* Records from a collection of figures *
────────────────

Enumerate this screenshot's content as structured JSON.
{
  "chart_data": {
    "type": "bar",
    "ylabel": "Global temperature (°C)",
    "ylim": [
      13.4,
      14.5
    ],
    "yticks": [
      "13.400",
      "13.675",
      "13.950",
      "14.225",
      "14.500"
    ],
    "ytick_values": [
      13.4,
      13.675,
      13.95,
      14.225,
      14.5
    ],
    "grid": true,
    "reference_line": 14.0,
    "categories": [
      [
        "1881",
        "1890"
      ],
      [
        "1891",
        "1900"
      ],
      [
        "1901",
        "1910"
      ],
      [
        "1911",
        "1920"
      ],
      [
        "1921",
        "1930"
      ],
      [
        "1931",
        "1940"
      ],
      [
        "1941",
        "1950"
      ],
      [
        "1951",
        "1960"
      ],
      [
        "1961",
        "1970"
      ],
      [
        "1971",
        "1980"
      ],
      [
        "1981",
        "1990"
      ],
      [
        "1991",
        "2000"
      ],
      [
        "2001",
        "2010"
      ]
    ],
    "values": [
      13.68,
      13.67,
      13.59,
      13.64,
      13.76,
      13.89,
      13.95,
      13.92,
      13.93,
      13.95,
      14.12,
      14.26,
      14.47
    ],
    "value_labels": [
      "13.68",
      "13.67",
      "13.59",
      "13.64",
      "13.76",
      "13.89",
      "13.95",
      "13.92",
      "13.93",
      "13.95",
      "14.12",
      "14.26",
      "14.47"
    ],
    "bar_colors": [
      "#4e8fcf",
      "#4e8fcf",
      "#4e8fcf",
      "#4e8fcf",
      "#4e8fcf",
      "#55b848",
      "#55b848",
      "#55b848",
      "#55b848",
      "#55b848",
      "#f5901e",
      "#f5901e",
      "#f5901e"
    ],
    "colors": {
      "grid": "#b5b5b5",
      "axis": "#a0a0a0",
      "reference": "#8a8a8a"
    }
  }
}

────────────────

* WHAT THIS TASK INVOLVES *
Every entry above needs to be quoted exactly.

* ANSWER IN FULL *
Enumerate this screenshot's content as structured JSON.
{
  "chart_data": {
    "type": "bar",
    "ylabel": "Global temperature (°C)",
    "ylim": [
      13.4,
      14.5
    ],
    "yticks": [
      "13.400",
      "13.675",
      "13.950",
      "14.225",
      "14.500"
    ],
    "ytick_values": [
      13.4,
      13.675,
      13.95,
      14.225,
      14.5
    ],
    "grid": true,
    "reference_line": 14.0,
    "categories": [
      [
        "1881",
        "1890"
      ],
      [
        "1891",
        "1900"
      ],
      [
        "1901",
        "1910"
      ],
      [
        "1911",
        "1920"
      ],
      [
        "1921",
        "1930"
      ],
      [
        "1931",
        "1940"
      ],
      [
        "1941",
        "1950"
      ],
      [
        "1951",
        "1960"
      ],
      [
        "1961",
        "1970"
      ],
      [
        "1971",
        "1980"
      ],
      [
        "1981",
        "1990"
      ],
      [
        "1991",
        "2000"
      ],
      [
        "2001",
        "2010"
      ]
    ],
    "values": [
      13.68,
      13.67,
      13.59,
      13.64,
      13.76,
      13.89,
      13.95,
      13.92,
      13.93,
      13.95,
      14.12,
      14.26,
      14.47
    ],
    "value_labels": [
      "13.68",
      "13.67",
      "13.59",
      "13.64",
      "13.76",
      "13.89",
      "13.95",
      "13.92",
      "13.93",
      "13.95",
      "14.12",
      "14.26",
      "14.47"
    ],
    "bar_colors": [
      "#4e8fcf",
      "#4e8fcf",
      "#4e8fcf",
      "#4e8fcf",
      "#4e8fcf",
      "#55b848",
      "#55b848",
      "#55b848",
      "#55b848",
      "#55b848",
      "#f5901e",
      "#f5901e",
      "#f5901e"
    ],
    "colors": {
      "grid": "#b5b5b5",
      "axis": "#a0a0a0",
      "reference": "#8a8a8a"
    }
  }
}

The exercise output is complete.